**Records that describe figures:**
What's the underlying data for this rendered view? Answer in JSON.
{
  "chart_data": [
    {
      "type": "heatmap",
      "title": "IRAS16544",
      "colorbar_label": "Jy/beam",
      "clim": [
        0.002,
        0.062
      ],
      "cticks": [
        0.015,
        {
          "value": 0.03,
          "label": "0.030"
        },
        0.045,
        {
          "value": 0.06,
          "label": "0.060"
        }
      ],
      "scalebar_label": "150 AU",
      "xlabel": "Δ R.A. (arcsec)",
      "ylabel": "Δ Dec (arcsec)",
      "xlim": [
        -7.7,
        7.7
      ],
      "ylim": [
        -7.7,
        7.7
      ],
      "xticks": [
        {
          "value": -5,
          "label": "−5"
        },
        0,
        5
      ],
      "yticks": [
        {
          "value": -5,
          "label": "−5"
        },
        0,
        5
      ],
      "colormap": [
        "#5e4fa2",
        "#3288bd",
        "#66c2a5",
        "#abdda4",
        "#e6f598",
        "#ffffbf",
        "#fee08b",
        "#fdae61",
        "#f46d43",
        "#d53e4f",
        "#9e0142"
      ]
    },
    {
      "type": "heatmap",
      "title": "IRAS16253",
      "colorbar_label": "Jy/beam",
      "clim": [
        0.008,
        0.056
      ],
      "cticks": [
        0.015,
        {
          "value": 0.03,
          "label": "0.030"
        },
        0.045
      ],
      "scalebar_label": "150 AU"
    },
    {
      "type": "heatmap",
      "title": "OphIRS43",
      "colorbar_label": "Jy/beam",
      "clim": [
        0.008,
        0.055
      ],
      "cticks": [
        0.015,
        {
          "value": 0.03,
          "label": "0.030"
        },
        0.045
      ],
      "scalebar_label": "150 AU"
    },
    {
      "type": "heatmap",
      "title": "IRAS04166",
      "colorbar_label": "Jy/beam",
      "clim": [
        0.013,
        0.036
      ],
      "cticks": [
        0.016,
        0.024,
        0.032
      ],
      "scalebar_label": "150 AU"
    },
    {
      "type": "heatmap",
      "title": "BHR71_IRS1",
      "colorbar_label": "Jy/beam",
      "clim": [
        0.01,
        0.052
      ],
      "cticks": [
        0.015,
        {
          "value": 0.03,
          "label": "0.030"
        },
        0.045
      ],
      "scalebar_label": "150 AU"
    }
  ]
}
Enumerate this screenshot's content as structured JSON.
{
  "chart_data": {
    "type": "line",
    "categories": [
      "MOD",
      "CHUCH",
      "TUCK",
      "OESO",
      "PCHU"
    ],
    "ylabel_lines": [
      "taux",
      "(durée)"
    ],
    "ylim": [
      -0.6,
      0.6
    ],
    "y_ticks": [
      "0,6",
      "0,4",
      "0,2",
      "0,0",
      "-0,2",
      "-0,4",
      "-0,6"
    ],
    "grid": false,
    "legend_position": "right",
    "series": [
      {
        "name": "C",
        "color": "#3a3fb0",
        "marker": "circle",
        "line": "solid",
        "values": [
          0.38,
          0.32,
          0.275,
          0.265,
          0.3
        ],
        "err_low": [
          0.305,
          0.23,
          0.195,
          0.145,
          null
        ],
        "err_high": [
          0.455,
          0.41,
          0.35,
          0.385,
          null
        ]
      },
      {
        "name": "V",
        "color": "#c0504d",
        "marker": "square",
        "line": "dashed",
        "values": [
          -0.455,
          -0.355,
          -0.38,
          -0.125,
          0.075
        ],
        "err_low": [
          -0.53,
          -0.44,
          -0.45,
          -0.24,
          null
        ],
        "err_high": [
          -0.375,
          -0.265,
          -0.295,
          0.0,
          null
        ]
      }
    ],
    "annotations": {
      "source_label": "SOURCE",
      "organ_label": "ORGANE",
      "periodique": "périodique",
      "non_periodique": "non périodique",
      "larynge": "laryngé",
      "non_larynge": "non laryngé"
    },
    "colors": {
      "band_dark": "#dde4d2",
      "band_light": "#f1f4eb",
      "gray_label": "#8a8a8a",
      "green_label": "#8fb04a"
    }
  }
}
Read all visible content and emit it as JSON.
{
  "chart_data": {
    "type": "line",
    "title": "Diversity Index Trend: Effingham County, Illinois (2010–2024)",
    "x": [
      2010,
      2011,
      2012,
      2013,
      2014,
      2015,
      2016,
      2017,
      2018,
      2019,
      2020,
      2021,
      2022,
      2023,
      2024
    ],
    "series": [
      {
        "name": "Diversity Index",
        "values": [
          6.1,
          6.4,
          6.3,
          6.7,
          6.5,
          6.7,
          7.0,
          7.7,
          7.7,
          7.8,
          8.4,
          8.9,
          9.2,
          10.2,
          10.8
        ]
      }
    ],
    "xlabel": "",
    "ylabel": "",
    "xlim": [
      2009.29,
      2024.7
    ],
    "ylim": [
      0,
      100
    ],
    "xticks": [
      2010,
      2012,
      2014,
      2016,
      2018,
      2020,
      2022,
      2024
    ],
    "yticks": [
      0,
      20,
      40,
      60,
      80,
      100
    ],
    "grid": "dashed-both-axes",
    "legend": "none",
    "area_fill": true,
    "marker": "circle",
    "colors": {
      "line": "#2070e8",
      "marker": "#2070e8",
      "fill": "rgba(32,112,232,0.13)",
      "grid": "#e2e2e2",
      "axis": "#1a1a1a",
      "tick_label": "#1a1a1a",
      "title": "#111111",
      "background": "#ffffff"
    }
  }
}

**PROMPT:**
Check every line of the data, and copy the ones that contain "périodique".

**EXPECTED ANSWER:**
      "periodique": "périodique",
      "non_periodique": "non périodique",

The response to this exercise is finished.